What is expected> From the entries below, copy every line holding the word "structured".

Dataset content>
######

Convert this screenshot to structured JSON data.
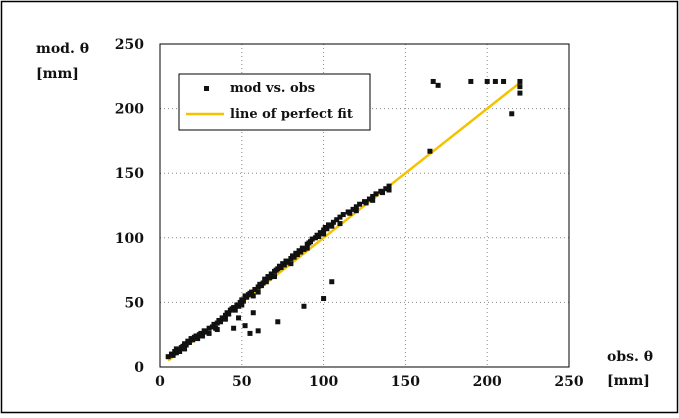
{
  "chart_data": {
    "type": "scatter",
    "title": "",
    "ylabel_line1": "mod. θ",
    "ylabel_line2": "[mm]",
    "xlabel_line1": "obs. θ",
    "xlabel_line2": "[mm]",
    "xlim": [
      0,
      250
    ],
    "ylim": [
      0,
      250
    ],
    "xticks": [
      0,
      50,
      100,
      150,
      200,
      250
    ],
    "yticks": [
      0,
      50,
      100,
      150,
      200,
      250
    ],
    "grid": true,
    "legend_position": "top-left",
    "legend": {
      "scatter_label": "mod vs. obs",
      "line_label": "line of perfect fit"
    },
    "colors": {
      "points": "#111111",
      "fit_line": "#f5c200",
      "grid": "#8a8a8a",
      "frame": "#000000"
    },
    "series": [
      {
        "name": "mod vs. obs",
        "kind": "scatter",
        "x": [
          5,
          7,
          8,
          9,
          10,
          10,
          11,
          12,
          13,
          14,
          15,
          15,
          16,
          17,
          18,
          19,
          20,
          21,
          22,
          23,
          24,
          25,
          26,
          27,
          28,
          30,
          30,
          32,
          33,
          34,
          35,
          35,
          36,
          37,
          38,
          40,
          40,
          41,
          42,
          43,
          44,
          45,
          46,
          47,
          48,
          49,
          50,
          50,
          51,
          52,
          53,
          54,
          55,
          56,
          57,
          58,
          60,
          60,
          61,
          62,
          63,
          64,
          65,
          66,
          67,
          68,
          70,
          70,
          71,
          72,
          73,
          74,
          75,
          76,
          77,
          78,
          80,
          80,
          81,
          82,
          83,
          84,
          85,
          86,
          87,
          88,
          90,
          90,
          91,
          92,
          93,
          95,
          96,
          97,
          98,
          100,
          100,
          101,
          102,
          103,
          105,
          106,
          108,
          110,
          110,
          112,
          115,
          116,
          118,
          120,
          120,
          122,
          125,
          126,
          128,
          130,
          130,
          132,
          135,
          136,
          138,
          140,
          140,
          165,
          167,
          170,
          190,
          200,
          205,
          210,
          215,
          220,
          220,
          220,
          55,
          57,
          60,
          72,
          88,
          100,
          105,
          45,
          48,
          52
        ],
        "y": [
          8,
          10,
          9,
          12,
          11,
          14,
          13,
          12,
          15,
          16,
          18,
          14,
          17,
          20,
          19,
          22,
          21,
          23,
          24,
          22,
          25,
          26,
          24,
          28,
          27,
          30,
          26,
          31,
          33,
          30,
          34,
          29,
          36,
          35,
          38,
          40,
          37,
          42,
          41,
          44,
          45,
          46,
          44,
          48,
          47,
          50,
          52,
          48,
          51,
          55,
          54,
          56,
          57,
          58,
          55,
          60,
          62,
          58,
          64,
          63,
          65,
          68,
          66,
          70,
          69,
          72,
          74,
          70,
          75,
          76,
          78,
          77,
          80,
          79,
          82,
          81,
          84,
          80,
          86,
          85,
          88,
          87,
          90,
          89,
          92,
          91,
          95,
          92,
          96,
          97,
          99,
          100,
          102,
          101,
          104,
          106,
          103,
          108,
          107,
          110,
          109,
          112,
          114,
          116,
          111,
          118,
          120,
          119,
          122,
          124,
          121,
          126,
          128,
          127,
          130,
          132,
          129,
          134,
          136,
          135,
          138,
          140,
          137,
          167,
          221,
          218,
          221,
          221,
          221,
          221,
          196,
          221,
          217,
          212,
          26,
          42,
          28,
          35,
          47,
          53,
          66,
          30,
          38,
          32
        ]
      },
      {
        "name": "line of perfect fit",
        "kind": "line",
        "x": [
          5,
          220
        ],
        "y": [
          5,
          220
        ]
      }
    ]
  }
}
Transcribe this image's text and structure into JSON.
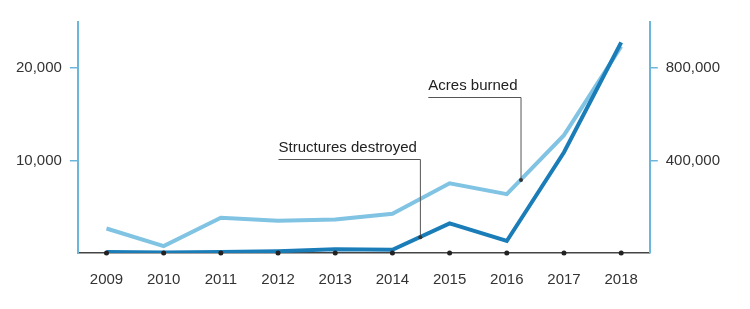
{
  "chart_data": {
    "type": "line",
    "categories": [
      "2009",
      "2010",
      "2011",
      "2012",
      "2013",
      "2014",
      "2015",
      "2016",
      "2017",
      "2018"
    ],
    "series": [
      {
        "name": "Structures destroyed",
        "color": "#1a7db8",
        "values": [
          100,
          50,
          100,
          200,
          400,
          350,
          3200,
          1300,
          10900,
          22800
        ]
      },
      {
        "name": "Acres burned",
        "color": "#80c3e3",
        "axis": "y2",
        "values": [
          106000,
          30000,
          153000,
          140000,
          145000,
          170000,
          302000,
          255000,
          510000,
          894000
        ]
      }
    ],
    "ylim": [
      0,
      25000
    ],
    "yticks": [
      {
        "value": 10000,
        "label": "10,000"
      },
      {
        "value": 20000,
        "label": "20,000"
      }
    ],
    "y2lim": [
      0,
      1000000
    ],
    "y2ticks": [
      {
        "value": 400000,
        "label": "400,000"
      },
      {
        "value": 800000,
        "label": "800,000"
      }
    ],
    "grid": false
  }
}
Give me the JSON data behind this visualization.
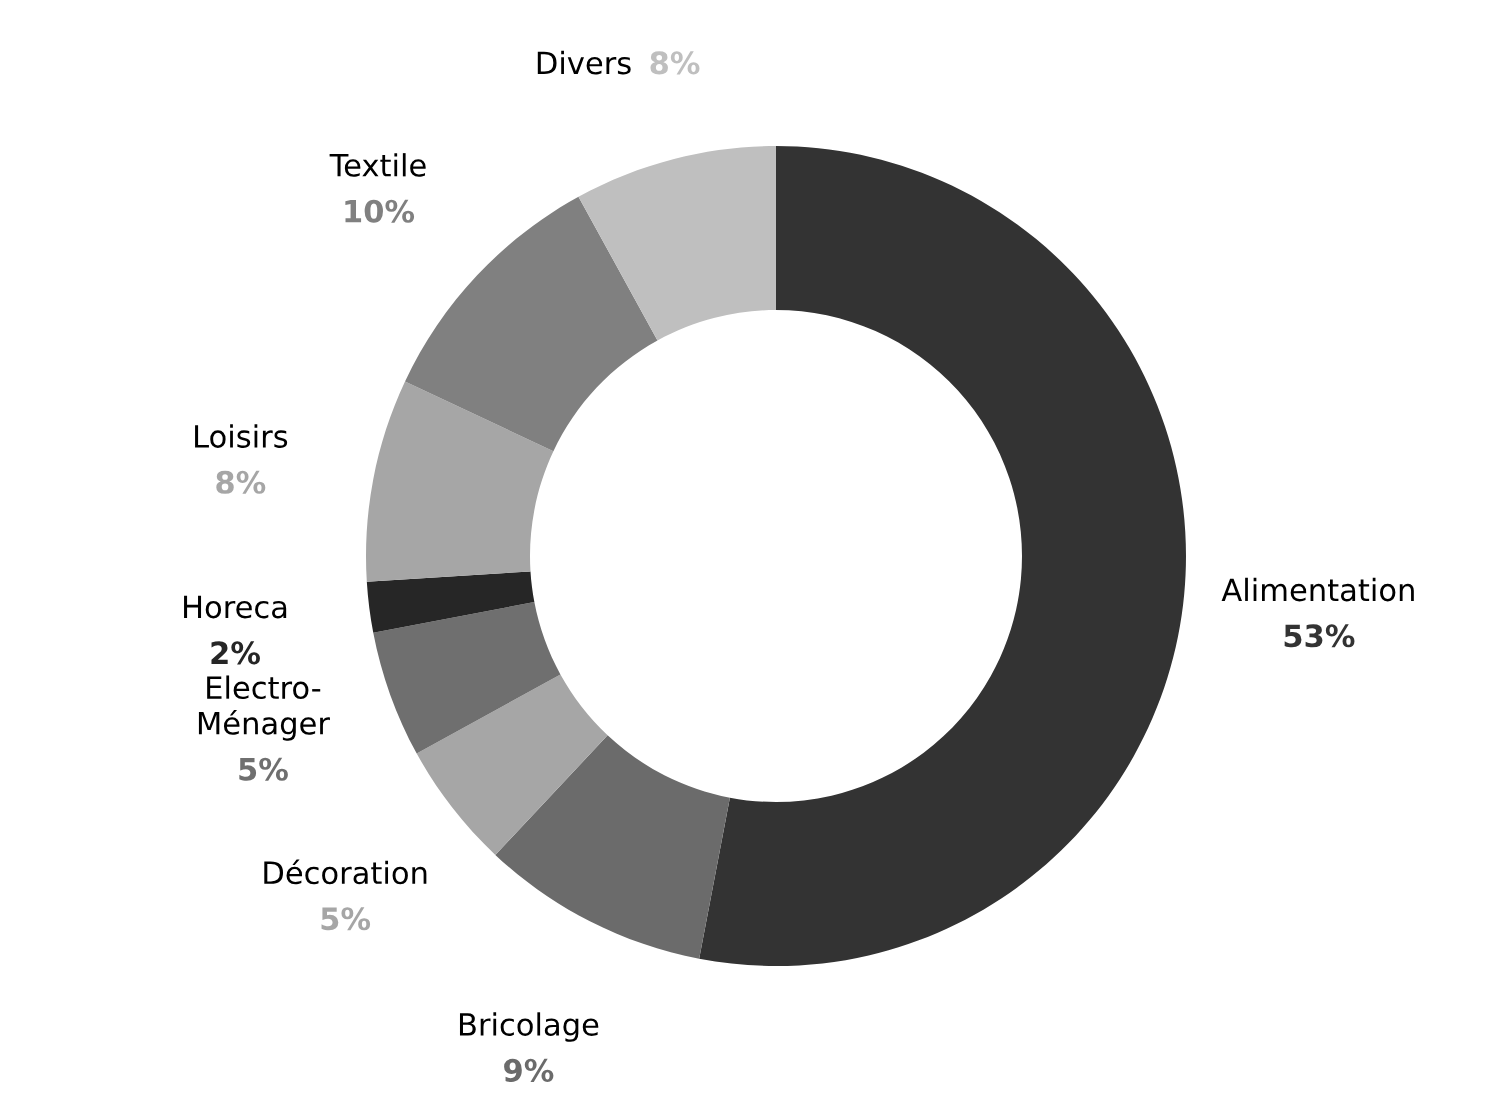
{
  "chart_data": {
    "type": "donut",
    "categories": [
      "Alimentation",
      "Bricolage",
      "Décoration",
      "Electro-\nMénager",
      "Horeca",
      "Loisirs",
      "Textile",
      "Divers"
    ],
    "values": [
      53,
      9,
      5,
      5,
      2,
      8,
      10,
      8
    ],
    "value_labels": [
      "53%",
      "9%",
      "5%",
      "5%",
      "2%",
      "8%",
      "10%",
      "8%"
    ],
    "colors": [
      "#333333",
      "#6b6b6b",
      "#a6a6a6",
      "#6f6f6f",
      "#262626",
      "#a6a6a6",
      "#808080",
      "#bfbfbf"
    ],
    "legend": false
  }
}
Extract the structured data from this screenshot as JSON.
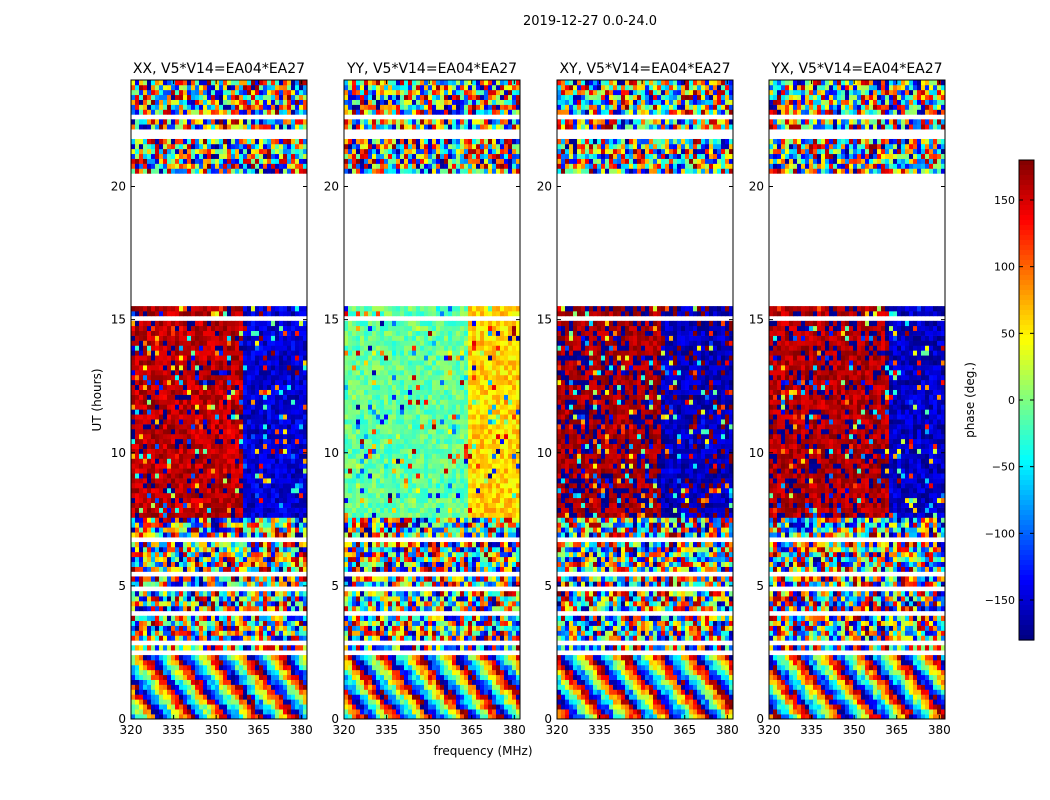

######

The reply>
Convert this screenshot to structured JSON data.
Extract the structured data from this screenshot as JSON.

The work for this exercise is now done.